Exercise task: Drop the pictures, then extract the listing word for word.
[BEGIN]
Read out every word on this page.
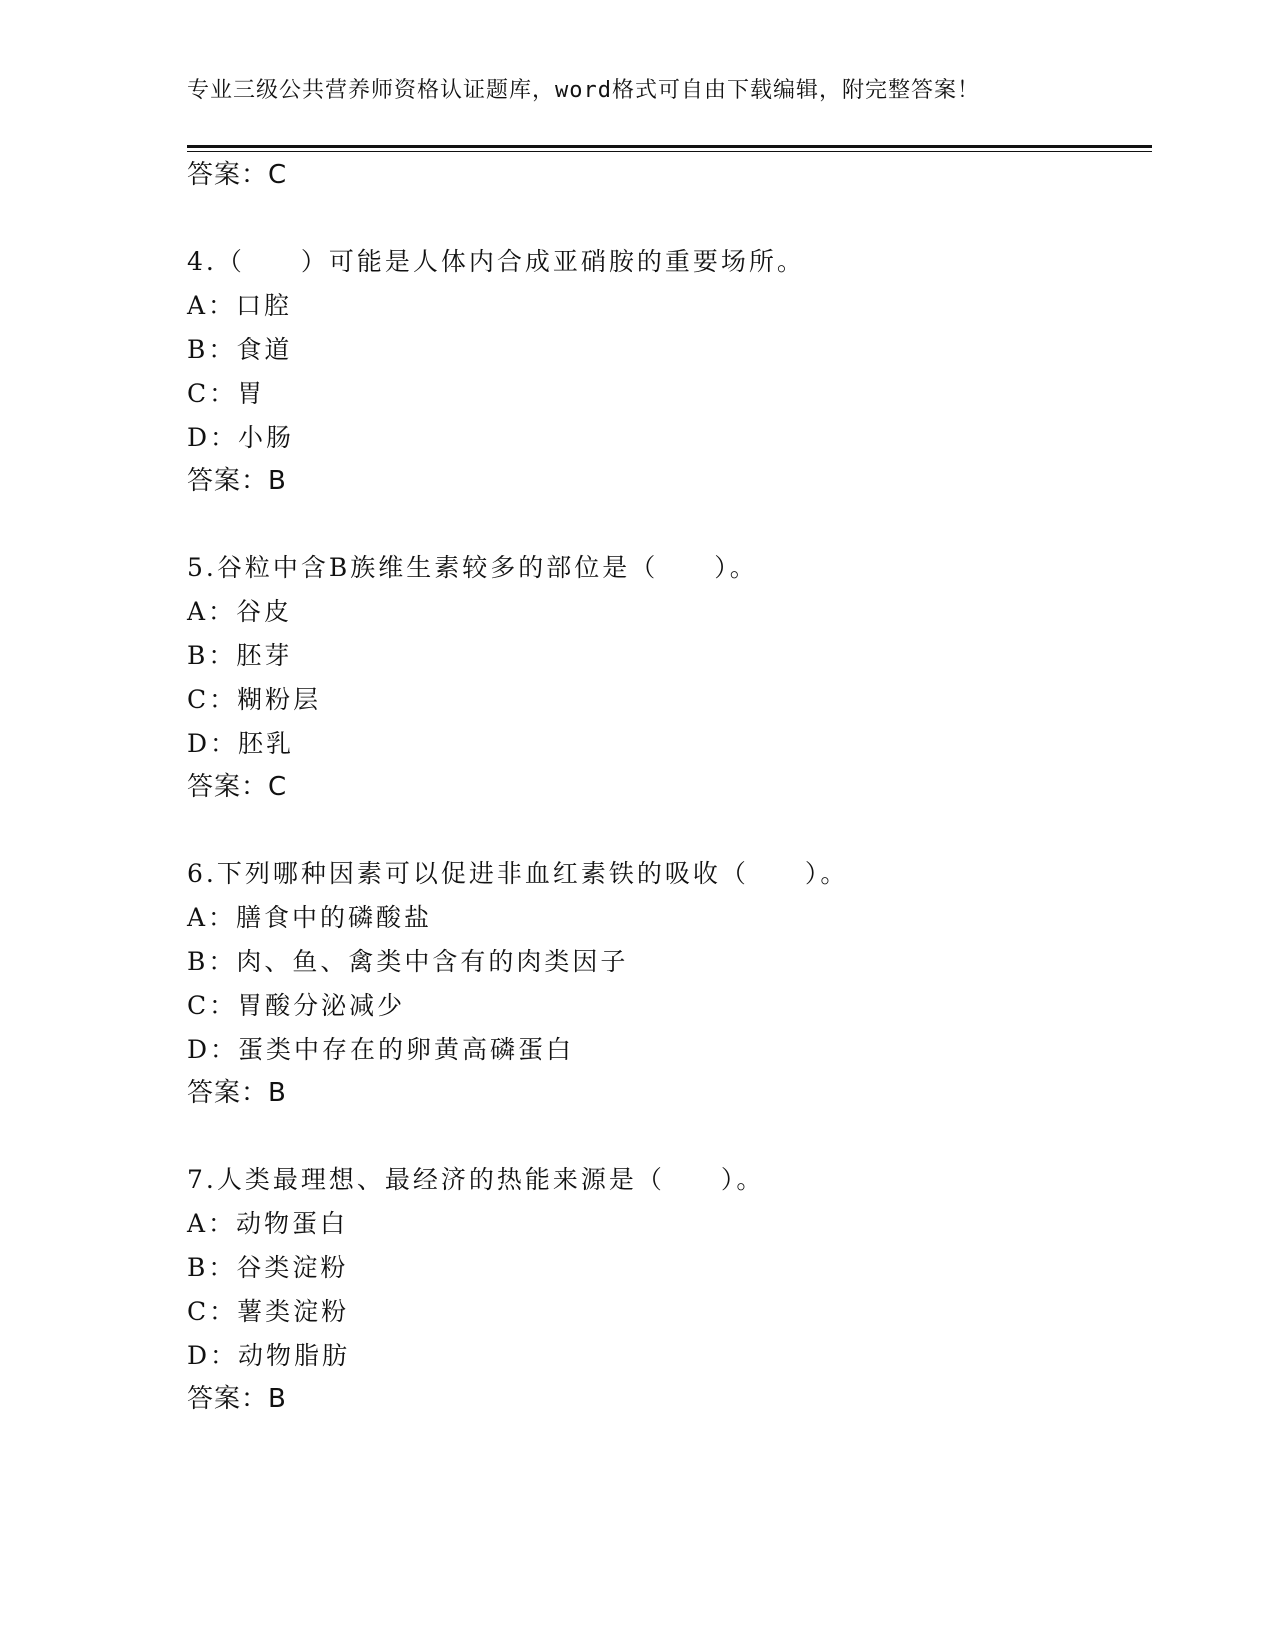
专业三级公共营养师资格认证题库，word格式可自由下载编辑，附完整答案！
答案：C
4.（　　）可能是人体内合成亚硝胺的重要场所。
A：口腔
B：食道
C：胃
D：小肠
答案：B
5.谷粒中含B族维生素较多的部位是（　　）。
A：谷皮
B：胚芽
C：糊粉层
D：胚乳
答案：C
6.下列哪种因素可以促进非血红素铁的吸收（　　）。
A：膳食中的磷酸盐
B：肉、鱼、禽类中含有的肉类因子
C：胃酸分泌减少
D：蛋类中存在的卵黄高磷蛋白
答案：B
7.人类最理想、最经济的热能来源是（　　）。
A：动物蛋白
B：谷类淀粉
C：薯类淀粉
D：动物脂肪
答案：B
[END]
Response to this exercise:
Read out every word on this page.
专业三级公共营养师资格认证题库，word格式可自由下载编辑，附完整答案！
答案：C
4.（　　）可能是人体内合成亚硝胺的重要场所。
A：口腔
B：食道
C：胃
D：小肠
答案：B
5.谷粒中含B族维生素较多的部位是（　　）。
A：谷皮
B：胚芽
C：糊粉层
D：胚乳
答案：C
6.下列哪种因素可以促进非血红素铁的吸收（　　）。
A：膳食中的磷酸盐
B：肉、鱼、禽类中含有的肉类因子
C：胃酸分泌减少
D：蛋类中存在的卵黄高磷蛋白
答案：B
7.人类最理想、最经济的热能来源是（　　）。
A：动物蛋白
B：谷类淀粉
C：薯类淀粉
D：动物脂肪
答案：B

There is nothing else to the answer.